(Layout region records)
>>

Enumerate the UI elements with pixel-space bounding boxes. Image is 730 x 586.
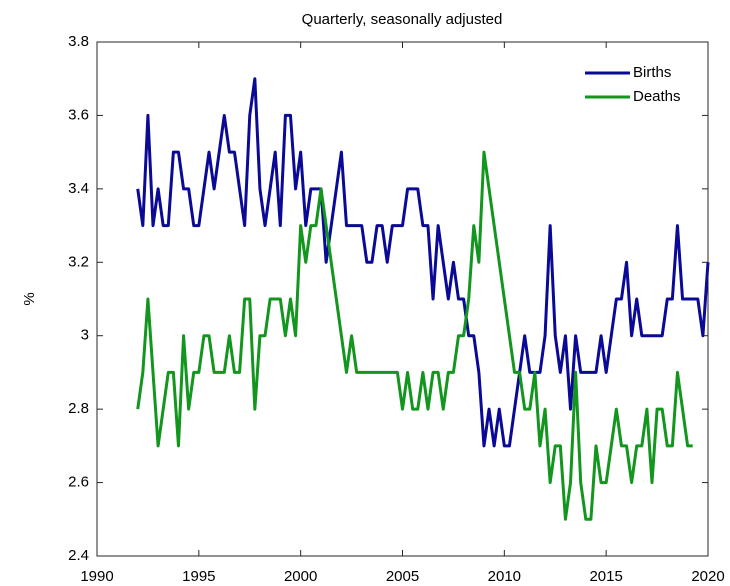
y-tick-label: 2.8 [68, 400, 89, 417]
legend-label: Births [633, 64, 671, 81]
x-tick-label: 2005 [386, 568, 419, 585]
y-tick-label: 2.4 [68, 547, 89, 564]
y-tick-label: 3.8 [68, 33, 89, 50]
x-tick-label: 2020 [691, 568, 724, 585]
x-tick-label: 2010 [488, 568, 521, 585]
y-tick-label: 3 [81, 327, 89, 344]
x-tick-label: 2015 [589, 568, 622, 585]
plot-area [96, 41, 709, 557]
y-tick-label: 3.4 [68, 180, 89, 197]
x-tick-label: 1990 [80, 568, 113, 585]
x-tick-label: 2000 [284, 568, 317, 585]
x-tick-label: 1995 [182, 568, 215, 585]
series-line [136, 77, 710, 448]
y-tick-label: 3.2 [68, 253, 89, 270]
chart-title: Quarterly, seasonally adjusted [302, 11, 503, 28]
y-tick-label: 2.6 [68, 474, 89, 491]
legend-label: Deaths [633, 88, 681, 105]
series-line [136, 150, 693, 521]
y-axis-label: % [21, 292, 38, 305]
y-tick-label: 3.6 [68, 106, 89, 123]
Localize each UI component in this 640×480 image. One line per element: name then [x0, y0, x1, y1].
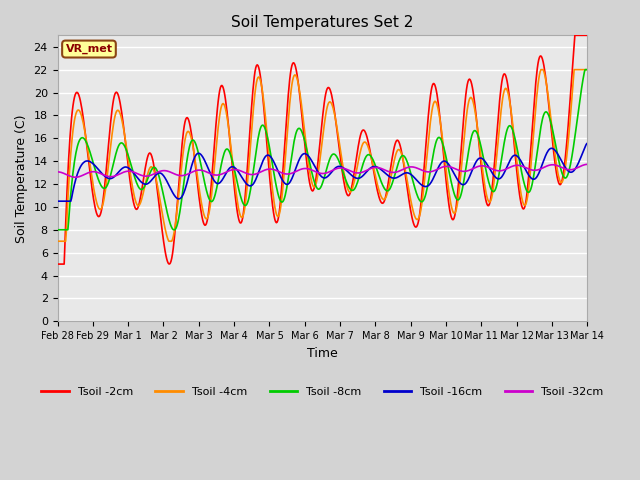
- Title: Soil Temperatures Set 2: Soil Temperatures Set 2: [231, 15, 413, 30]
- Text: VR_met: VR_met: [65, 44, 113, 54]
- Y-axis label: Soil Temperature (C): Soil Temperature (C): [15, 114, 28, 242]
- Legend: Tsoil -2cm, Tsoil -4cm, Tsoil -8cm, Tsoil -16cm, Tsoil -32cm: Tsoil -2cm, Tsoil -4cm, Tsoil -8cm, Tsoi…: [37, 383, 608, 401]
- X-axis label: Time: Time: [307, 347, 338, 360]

<<
>>

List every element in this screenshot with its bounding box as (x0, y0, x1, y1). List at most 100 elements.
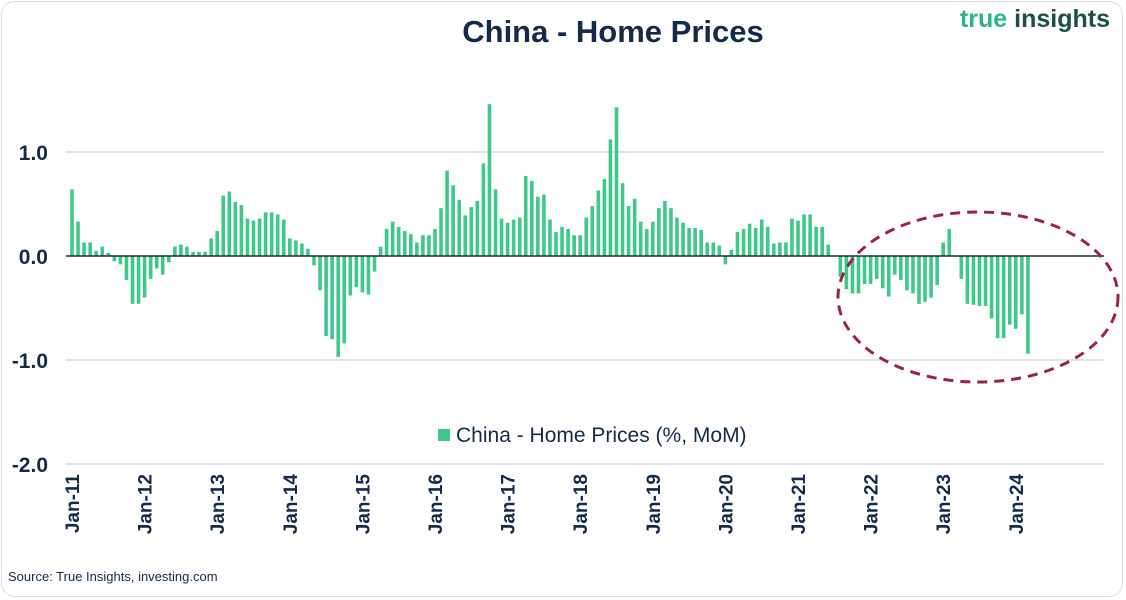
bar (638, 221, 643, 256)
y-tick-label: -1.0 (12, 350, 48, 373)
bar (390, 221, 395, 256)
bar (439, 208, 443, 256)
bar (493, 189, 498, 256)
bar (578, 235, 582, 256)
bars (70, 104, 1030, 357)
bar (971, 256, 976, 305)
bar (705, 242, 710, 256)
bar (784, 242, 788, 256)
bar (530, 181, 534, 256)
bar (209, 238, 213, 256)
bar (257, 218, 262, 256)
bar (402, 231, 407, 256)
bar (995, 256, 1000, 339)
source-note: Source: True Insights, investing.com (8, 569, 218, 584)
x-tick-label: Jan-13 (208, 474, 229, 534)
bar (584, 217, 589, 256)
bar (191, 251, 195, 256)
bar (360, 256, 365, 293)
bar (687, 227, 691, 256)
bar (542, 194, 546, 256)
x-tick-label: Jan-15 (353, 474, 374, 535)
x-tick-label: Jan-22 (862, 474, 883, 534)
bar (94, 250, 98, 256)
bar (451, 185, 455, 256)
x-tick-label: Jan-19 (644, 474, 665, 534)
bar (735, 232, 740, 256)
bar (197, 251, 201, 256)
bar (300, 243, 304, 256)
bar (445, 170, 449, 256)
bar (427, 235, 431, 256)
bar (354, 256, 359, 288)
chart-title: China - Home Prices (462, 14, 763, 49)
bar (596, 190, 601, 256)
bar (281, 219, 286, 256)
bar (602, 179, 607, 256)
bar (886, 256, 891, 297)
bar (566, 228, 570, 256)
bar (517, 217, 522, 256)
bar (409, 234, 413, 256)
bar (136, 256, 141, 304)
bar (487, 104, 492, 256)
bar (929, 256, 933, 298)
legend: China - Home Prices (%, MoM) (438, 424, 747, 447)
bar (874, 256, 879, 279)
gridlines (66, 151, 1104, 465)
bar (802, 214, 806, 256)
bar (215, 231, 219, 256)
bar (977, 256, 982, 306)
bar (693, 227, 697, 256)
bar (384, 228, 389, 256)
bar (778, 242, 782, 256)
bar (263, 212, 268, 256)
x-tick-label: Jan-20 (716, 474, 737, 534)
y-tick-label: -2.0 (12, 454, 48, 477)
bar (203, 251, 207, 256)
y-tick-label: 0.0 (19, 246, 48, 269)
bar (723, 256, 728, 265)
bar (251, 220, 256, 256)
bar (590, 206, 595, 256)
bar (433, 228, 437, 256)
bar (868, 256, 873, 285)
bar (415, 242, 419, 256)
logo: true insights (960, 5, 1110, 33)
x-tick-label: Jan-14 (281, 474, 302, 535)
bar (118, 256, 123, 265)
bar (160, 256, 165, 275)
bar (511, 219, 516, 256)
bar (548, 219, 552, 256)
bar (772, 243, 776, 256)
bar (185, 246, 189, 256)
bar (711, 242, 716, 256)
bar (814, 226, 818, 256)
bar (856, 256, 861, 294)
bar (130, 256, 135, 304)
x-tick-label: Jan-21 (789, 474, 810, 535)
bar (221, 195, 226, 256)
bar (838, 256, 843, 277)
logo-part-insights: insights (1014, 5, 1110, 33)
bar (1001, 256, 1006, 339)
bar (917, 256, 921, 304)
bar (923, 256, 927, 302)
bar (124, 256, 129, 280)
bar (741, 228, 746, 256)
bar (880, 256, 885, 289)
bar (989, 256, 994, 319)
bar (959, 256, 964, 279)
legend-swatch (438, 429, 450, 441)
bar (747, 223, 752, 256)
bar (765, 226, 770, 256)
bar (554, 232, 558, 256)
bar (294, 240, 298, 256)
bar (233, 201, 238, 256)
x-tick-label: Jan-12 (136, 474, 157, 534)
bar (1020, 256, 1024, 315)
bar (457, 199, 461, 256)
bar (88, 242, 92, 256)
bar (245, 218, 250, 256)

<<

### Exercise goal
Quote word for word the items from the line containing "Enumerate the UI" to the line containing "Localize each UI", including both of those lines. Leave the pictures out of your answer.

### Complete output
Enumerate the UI elements with pixel-space bounding boxes. Image is 730 x 586.
y-tick-label: 2.8 [68, 400, 89, 417]
legend-label: Births [633, 64, 671, 81]
x-tick-label: 2005 [386, 568, 419, 585]
y-tick-label: 2.4 [68, 547, 89, 564]
y-tick-label: 3.8 [68, 33, 89, 50]
x-tick-label: 2020 [691, 568, 724, 585]
x-tick-label: 2010 [488, 568, 521, 585]
y-tick-label: 3 [81, 327, 89, 344]
x-tick-label: 2015 [589, 568, 622, 585]
plot-area [96, 41, 709, 557]
y-tick-label: 3.4 [68, 180, 89, 197]
x-tick-label: 1990 [80, 568, 113, 585]
x-tick-label: 2000 [284, 568, 317, 585]
x-tick-label: 1995 [182, 568, 215, 585]
series-line [136, 77, 710, 448]
y-tick-label: 3.2 [68, 253, 89, 270]
chart-title: Quarterly, seasonally adjusted [302, 11, 503, 28]
y-tick-label: 2.6 [68, 474, 89, 491]
legend-label: Deaths [633, 88, 681, 105]
series-line [136, 150, 693, 521]
y-axis-label: % [21, 292, 38, 305]
y-tick-label: 3.6 [68, 106, 89, 123]
Localize each UI component in this 640×480 image. One line per element: name then [x0, y0, x1, y1].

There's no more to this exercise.